### SHORT PROBLEM
Write each record again exactly as it stands.

[Dataset items]
################
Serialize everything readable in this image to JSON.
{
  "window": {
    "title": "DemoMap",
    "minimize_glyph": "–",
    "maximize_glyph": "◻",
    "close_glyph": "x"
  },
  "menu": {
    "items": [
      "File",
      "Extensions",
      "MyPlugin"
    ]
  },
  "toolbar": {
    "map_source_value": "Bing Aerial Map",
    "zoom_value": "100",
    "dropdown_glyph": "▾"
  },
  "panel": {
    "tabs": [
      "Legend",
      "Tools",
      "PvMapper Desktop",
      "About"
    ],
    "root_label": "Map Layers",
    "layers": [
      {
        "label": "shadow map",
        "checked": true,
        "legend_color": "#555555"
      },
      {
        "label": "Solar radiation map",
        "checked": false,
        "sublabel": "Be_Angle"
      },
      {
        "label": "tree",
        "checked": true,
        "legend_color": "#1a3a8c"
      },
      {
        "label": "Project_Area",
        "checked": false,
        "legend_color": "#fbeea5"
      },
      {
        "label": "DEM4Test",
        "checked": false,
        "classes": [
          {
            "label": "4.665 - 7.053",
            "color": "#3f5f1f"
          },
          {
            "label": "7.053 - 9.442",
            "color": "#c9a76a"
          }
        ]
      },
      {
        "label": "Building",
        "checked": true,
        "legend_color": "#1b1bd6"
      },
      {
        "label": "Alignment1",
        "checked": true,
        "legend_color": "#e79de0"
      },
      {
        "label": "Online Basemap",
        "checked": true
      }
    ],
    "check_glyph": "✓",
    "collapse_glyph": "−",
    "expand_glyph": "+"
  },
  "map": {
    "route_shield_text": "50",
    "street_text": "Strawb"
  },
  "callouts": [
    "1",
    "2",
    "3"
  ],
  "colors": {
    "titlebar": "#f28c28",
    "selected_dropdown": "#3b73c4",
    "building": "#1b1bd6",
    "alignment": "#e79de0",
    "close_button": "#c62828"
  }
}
################
### REPLY
Serialize everything readable in this image to JSON.
{
  "window": {
    "title": "DemoMap",
    "minimize_glyph": "–",
    "maximize_glyph": "◻",
    "close_glyph": "x"
  },
  "menu": {
    "items": [
      "File",
      "Extensions",
      "MyPlugin"
    ]
  },
  "toolbar": {
    "map_source_value": "Bing Aerial Map",
    "zoom_value": "100",
    "dropdown_glyph": "▾"
  },
  "panel": {
    "tabs": [
      "Legend",
      "Tools",
      "PvMapper Desktop",
      "About"
    ],
    "root_label": "Map Layers",
    "layers": [
      {
        "label": "shadow map",
        "checked": true,
        "legend_color": "#555555"
      },
      {
        "label": "Solar radiation map",
        "checked": false,
        "sublabel": "Be_Angle"
      },
      {
        "label": "tree",
        "checked": true,
        "legend_color": "#1a3a8c"
      },
      {
        "label": "Project_Area",
        "checked": false,
        "legend_color": "#fbeea5"
      },
      {
        "label": "DEM4Test",
        "checked": false,
        "classes": [
          {
            "label": "4.665 - 7.053",
            "color": "#3f5f1f"
          },
          {
            "label": "7.053 - 9.442",
            "color": "#c9a76a"
          }
        ]
      },
      {
        "label": "Building",
        "checked": true,
        "legend_color": "#1b1bd6"
      },
      {
        "label": "Alignment1",
        "checked": true,
        "legend_color": "#e79de0"
      },
      {
        "label": "Online Basemap",
        "checked": true
      }
    ],
    "check_glyph": "✓",
    "collapse_glyph": "−",
    "expand_glyph": "+"
  },
  "map": {
    "route_shield_text": "50",
    "street_text": "Strawb"
  },
  "callouts": [
    "1",
    "2",
    "3"
  ],
  "colors": {
    "titlebar": "#f28c28",
    "selected_dropdown": "#3b73c4",
    "building": "#1b1bd6",
    "alignment": "#e79de0",
    "close_button": "#c62828"
  }
}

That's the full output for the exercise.